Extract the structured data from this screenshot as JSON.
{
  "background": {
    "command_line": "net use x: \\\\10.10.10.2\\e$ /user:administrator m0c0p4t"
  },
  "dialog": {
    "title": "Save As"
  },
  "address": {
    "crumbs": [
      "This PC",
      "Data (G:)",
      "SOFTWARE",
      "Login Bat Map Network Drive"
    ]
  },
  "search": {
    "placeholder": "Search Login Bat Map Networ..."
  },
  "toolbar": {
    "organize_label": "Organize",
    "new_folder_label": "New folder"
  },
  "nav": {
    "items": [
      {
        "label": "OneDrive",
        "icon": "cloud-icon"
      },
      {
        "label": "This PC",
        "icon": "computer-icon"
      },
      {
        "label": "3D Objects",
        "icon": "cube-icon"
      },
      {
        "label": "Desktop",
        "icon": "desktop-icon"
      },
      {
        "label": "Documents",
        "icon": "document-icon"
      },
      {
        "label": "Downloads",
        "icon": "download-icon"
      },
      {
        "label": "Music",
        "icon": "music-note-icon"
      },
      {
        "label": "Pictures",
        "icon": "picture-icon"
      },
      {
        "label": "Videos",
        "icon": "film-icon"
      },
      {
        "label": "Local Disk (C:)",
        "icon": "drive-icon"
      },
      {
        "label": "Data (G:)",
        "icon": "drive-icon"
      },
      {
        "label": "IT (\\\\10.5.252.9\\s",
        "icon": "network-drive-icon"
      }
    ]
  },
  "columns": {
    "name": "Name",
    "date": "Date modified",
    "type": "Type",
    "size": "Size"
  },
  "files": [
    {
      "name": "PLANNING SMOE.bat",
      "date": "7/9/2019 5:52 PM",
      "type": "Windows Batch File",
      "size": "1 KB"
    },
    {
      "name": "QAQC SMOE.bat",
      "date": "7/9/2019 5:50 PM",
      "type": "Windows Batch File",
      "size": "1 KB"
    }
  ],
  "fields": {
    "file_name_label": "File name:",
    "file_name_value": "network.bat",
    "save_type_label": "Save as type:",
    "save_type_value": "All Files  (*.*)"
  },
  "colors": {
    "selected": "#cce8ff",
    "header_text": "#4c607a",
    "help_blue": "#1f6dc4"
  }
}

━━━━━━

#### [Given problem]
Every line above that contains the word "SMOE" should be reported.

#### [Solution for this exercise]
      "name": "PLANNING SMOE.bat",
      "name": "QAQC SMOE.bat",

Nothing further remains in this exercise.